Start of DATA FOR THE TASK

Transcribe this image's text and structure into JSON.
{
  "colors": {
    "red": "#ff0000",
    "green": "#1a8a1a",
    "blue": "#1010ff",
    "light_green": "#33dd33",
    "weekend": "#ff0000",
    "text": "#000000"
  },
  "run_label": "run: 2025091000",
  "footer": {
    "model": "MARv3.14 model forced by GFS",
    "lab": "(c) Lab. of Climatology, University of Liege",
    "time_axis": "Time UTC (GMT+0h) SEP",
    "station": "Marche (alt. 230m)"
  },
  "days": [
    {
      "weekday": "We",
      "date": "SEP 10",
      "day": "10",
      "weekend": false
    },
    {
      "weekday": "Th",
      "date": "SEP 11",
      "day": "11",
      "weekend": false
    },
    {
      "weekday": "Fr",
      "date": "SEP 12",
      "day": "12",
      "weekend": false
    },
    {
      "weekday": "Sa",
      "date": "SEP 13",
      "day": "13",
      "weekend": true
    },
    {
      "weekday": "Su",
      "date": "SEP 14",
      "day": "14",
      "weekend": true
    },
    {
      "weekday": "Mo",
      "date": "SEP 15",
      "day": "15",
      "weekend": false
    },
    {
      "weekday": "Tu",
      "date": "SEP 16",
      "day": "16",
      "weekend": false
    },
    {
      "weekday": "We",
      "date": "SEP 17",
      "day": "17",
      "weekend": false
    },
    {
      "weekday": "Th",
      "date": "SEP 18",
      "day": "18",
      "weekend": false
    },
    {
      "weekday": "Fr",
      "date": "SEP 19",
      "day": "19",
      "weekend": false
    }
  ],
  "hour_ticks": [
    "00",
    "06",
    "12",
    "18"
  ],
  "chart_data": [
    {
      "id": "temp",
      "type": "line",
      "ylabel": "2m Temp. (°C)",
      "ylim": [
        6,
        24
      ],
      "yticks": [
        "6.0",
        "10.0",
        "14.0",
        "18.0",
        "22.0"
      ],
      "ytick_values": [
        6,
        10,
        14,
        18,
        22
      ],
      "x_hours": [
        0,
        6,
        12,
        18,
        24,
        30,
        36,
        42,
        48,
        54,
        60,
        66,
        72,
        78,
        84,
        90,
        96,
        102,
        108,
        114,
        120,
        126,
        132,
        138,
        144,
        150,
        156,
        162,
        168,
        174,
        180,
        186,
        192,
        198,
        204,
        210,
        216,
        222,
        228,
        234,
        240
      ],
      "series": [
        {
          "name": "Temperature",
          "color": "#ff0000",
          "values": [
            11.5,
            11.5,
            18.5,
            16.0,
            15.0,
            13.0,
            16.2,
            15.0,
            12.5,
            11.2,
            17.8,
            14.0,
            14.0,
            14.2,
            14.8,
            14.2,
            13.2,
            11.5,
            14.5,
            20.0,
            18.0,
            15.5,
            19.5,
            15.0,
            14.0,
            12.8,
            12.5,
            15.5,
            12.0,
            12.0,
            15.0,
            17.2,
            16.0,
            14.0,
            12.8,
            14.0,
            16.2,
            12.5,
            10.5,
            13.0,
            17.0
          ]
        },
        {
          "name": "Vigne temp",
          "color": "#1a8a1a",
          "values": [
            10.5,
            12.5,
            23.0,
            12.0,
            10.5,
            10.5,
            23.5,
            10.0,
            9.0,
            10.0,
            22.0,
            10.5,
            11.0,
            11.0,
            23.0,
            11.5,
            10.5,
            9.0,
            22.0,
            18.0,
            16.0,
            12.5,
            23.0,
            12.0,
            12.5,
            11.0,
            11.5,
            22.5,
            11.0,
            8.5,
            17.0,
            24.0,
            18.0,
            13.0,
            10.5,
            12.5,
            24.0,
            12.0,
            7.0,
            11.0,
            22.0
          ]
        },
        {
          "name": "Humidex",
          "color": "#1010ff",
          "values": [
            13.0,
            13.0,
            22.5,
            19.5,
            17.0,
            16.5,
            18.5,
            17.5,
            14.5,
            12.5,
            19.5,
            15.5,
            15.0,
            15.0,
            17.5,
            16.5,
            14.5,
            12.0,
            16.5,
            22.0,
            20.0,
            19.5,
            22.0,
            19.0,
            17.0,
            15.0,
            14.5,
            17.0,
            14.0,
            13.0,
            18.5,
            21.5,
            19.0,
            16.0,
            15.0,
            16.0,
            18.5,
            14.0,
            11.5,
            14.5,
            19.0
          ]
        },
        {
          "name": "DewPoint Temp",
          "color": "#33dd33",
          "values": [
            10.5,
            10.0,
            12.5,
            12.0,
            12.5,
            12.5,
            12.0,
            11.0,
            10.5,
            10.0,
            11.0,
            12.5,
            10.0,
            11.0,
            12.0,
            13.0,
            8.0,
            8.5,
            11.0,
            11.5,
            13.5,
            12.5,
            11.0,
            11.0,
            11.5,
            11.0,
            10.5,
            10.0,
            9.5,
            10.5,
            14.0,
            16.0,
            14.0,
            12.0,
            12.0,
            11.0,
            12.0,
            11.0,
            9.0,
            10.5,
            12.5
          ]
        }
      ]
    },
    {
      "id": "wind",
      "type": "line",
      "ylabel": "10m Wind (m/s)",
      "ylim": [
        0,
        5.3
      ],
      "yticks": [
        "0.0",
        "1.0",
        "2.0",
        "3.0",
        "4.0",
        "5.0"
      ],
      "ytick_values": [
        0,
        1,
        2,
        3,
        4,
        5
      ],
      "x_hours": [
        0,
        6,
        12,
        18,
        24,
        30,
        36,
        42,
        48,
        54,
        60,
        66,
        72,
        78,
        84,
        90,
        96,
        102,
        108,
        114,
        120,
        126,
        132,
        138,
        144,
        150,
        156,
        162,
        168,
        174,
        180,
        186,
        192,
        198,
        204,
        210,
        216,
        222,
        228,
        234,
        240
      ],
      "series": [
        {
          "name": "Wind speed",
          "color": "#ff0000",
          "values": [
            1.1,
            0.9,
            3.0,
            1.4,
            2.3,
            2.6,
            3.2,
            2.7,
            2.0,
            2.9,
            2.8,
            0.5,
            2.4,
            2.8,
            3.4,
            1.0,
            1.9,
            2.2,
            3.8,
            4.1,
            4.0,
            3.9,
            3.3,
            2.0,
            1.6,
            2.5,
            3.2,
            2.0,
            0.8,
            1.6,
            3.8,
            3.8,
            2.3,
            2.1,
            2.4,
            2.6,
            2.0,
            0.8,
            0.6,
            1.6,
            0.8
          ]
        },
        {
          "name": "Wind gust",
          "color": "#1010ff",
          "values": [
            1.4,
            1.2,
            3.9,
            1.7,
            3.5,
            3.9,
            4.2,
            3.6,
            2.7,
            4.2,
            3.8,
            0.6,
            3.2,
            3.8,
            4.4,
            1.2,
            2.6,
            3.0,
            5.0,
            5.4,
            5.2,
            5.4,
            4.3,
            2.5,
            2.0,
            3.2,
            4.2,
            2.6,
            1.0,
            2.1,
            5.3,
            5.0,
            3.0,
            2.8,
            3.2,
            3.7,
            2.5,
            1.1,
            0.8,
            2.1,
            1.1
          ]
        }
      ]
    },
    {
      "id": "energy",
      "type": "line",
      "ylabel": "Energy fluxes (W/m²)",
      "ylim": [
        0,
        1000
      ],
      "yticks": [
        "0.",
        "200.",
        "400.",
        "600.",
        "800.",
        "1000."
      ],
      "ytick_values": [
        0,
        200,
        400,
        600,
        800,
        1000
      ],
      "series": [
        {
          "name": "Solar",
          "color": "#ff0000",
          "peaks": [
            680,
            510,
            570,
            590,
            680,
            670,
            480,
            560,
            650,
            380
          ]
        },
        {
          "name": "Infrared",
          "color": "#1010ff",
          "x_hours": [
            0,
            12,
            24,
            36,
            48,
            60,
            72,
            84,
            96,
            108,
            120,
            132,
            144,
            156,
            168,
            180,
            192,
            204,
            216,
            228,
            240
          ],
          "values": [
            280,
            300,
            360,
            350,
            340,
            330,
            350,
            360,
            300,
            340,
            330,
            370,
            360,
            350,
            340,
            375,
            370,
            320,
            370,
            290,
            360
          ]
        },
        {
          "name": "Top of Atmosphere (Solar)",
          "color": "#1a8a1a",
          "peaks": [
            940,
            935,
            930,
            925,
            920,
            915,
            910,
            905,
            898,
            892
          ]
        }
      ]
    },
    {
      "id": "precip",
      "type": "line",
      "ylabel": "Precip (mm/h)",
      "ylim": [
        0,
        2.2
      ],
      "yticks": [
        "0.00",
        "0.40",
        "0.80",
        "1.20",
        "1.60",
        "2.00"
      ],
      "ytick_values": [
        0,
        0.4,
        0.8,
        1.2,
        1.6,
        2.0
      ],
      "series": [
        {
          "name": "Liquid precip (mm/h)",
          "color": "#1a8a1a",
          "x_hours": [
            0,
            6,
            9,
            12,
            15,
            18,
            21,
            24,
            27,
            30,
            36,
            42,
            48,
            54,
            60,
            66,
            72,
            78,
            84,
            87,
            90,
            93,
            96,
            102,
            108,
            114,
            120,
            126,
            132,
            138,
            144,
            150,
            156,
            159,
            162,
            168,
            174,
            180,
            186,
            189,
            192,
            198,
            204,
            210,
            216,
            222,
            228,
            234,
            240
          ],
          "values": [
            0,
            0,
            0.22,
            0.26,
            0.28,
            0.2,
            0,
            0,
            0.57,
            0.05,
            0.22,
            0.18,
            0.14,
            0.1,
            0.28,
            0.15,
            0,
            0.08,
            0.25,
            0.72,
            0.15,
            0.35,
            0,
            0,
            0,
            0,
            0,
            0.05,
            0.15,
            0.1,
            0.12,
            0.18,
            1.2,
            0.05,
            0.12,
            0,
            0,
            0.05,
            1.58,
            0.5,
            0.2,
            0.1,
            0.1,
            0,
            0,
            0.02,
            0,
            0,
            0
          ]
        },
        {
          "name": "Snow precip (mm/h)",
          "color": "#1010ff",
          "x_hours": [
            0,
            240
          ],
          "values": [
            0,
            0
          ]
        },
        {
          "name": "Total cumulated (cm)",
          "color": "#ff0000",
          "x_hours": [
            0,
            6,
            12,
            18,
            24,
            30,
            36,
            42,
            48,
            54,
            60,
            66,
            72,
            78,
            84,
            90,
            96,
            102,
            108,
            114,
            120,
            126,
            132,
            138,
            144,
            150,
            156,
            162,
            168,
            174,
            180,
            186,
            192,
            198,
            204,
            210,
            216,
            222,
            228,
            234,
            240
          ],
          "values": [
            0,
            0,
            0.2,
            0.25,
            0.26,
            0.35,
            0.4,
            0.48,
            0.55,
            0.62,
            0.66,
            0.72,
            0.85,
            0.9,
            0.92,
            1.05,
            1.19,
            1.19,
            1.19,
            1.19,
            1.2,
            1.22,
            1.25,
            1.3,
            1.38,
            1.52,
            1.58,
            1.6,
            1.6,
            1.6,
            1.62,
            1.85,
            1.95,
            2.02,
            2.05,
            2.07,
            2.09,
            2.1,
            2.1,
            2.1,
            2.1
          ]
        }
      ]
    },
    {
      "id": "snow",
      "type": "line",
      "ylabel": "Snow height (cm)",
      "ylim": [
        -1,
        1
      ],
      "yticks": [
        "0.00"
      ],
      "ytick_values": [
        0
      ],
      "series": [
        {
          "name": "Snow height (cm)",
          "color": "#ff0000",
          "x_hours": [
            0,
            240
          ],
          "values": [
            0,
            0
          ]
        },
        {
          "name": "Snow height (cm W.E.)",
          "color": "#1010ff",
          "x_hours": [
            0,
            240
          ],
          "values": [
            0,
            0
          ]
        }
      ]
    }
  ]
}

End of DATA FOR THE TASK

INSTRUCTION: Pull out all lines of the data with the string "date".

RESPONSE BELOW:
      "date": "SEP 10",
      "date": "SEP 11",
      "date": "SEP 12",
      "date": "SEP 13",
      "date": "SEP 14",
      "date": "SEP 15",
      "date": "SEP 16",
      "date": "SEP 17",
      "date": "SEP 18",
      "date": "SEP 19",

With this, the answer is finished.